WHAT IS EXPECTED:
Repeat the listing word for word. No pictures belong in the copy.

########################################

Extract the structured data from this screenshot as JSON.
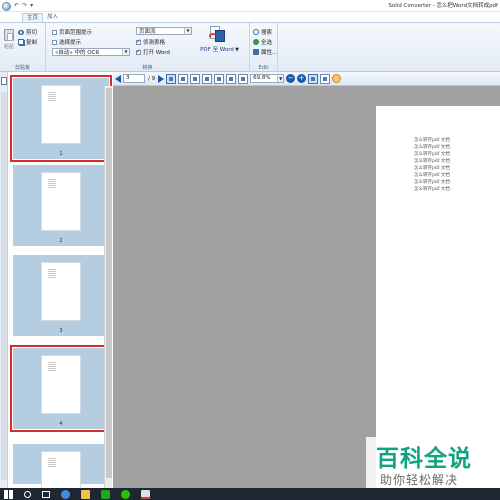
{
  "titlebar": {
    "qat_undo": "↶",
    "qat_redo": "↷",
    "qat_more": "▾",
    "title": "Solid Converter - 怎么把Word文档转成pdf"
  },
  "tabs": [
    {
      "label": "主页",
      "active": true
    },
    {
      "label": "加入",
      "active": false
    }
  ],
  "ribbon": {
    "clipboard": {
      "paste_label": "粘贴",
      "cut_label": "剪切",
      "copy_label": "复制",
      "group_label": "剪贴板"
    },
    "convert": {
      "page_range_label": "页面范围提示",
      "selection_hint_label": "选择提示",
      "ocr_value": "«自动» 中的 OCR",
      "page_flow_value": "页面流",
      "detect_tables_label": "侦测表格",
      "open_word_label": "打开 Word",
      "pdf_to_word_label": "PDF 至 Word",
      "group_label": "转换"
    },
    "edit": {
      "search_label": "搜索",
      "select_all_label": "全选",
      "properties_label": "属性...",
      "group_label": "Edit"
    }
  },
  "toolbar": {
    "current_page": "3",
    "of_pages": "/ 9",
    "zoom": "69.8%"
  },
  "thumbnails": [
    {
      "num": "1",
      "highlighted": true
    },
    {
      "num": "2",
      "highlighted": false
    },
    {
      "num": "3",
      "highlighted": false
    },
    {
      "num": "4",
      "highlighted": true
    }
  ],
  "document": {
    "lines": [
      "怎么转存pdf 文档",
      "怎么转存pdf 文档",
      "怎么转存pdf 文档",
      "怎么转存pdf 文档",
      "怎么转存pdf 文档",
      "怎么转存pdf 文档",
      "怎么转存pdf 文档",
      "怎么转存pdf 文档"
    ]
  },
  "watermark": {
    "brand": "百科全说",
    "slogan": "助你轻松解决"
  }
}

########################################

TASK RESULT:
Extract the structured data from this screenshot as JSON.
{
  "titlebar": {
    "qat_undo": "↶",
    "qat_redo": "↷",
    "qat_more": "▾",
    "title": "Solid Converter - 怎么把Word文档转成pdf"
  },
  "tabs": [
    {
      "label": "主页",
      "active": true
    },
    {
      "label": "加入",
      "active": false
    }
  ],
  "ribbon": {
    "clipboard": {
      "paste_label": "粘贴",
      "cut_label": "剪切",
      "copy_label": "复制",
      "group_label": "剪贴板"
    },
    "convert": {
      "page_range_label": "页面范围提示",
      "selection_hint_label": "选择提示",
      "ocr_value": "«自动» 中的 OCR",
      "page_flow_value": "页面流",
      "detect_tables_label": "侦测表格",
      "open_word_label": "打开 Word",
      "pdf_to_word_label": "PDF 至 Word",
      "group_label": "转换"
    },
    "edit": {
      "search_label": "搜索",
      "select_all_label": "全选",
      "properties_label": "属性...",
      "group_label": "Edit"
    }
  },
  "toolbar": {
    "current_page": "3",
    "of_pages": "/ 9",
    "zoom": "69.8%"
  },
  "thumbnails": [
    {
      "num": "1",
      "highlighted": true
    },
    {
      "num": "2",
      "highlighted": false
    },
    {
      "num": "3",
      "highlighted": false
    },
    {
      "num": "4",
      "highlighted": true
    }
  ],
  "document": {
    "lines": [
      "怎么转存pdf 文档",
      "怎么转存pdf 文档",
      "怎么转存pdf 文档",
      "怎么转存pdf 文档",
      "怎么转存pdf 文档",
      "怎么转存pdf 文档",
      "怎么转存pdf 文档",
      "怎么转存pdf 文档"
    ]
  },
  "watermark": {
    "brand": "百科全说",
    "slogan": "助你轻松解决"
  }
}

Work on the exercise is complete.